Start of Records for this exercise

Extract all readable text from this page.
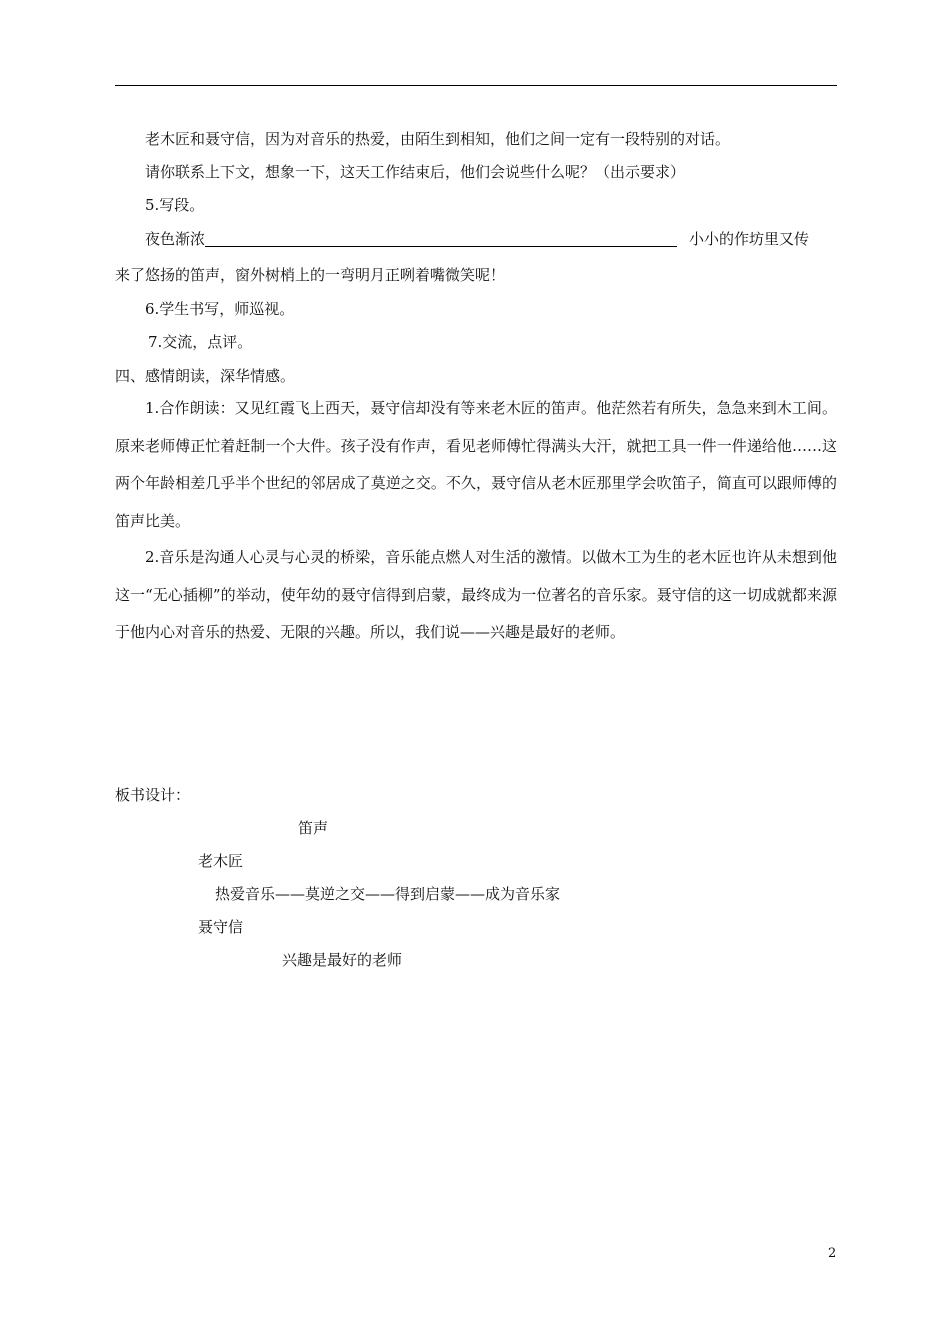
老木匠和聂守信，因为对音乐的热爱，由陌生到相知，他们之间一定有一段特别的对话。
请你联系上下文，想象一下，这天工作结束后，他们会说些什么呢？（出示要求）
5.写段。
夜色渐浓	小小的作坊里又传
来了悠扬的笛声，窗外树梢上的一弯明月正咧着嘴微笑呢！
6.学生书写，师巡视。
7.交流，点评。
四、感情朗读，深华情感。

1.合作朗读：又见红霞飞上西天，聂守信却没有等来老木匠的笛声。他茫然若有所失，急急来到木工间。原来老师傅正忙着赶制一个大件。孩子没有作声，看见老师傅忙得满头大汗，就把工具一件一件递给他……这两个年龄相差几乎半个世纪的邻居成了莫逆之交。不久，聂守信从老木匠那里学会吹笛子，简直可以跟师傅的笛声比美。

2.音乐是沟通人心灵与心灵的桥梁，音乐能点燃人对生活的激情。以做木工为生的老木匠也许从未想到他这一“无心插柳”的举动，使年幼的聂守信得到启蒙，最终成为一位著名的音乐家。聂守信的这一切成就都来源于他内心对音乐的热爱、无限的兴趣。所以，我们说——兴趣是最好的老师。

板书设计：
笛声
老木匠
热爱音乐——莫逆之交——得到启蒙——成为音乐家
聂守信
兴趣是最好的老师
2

End of Records for this exercise

▸ **Problem to solve**
Search the lines for the string "兴趣是最好的老师" and copy every line that has it.

▸ **Problem solution**
2.音乐是沟通人心灵与心灵的桥梁，音乐能点燃人对生活的激情。以做木工为生的老木匠也许从未想到他这一“无心插柳”的举动，使年幼的聂守信得到启蒙，最终成为一位著名的音乐家。聂守信的这一切成就都来源于他内心对音乐的热爱、无限的兴趣。所以，我们说——兴趣是最好的老师。
兴趣是最好的老师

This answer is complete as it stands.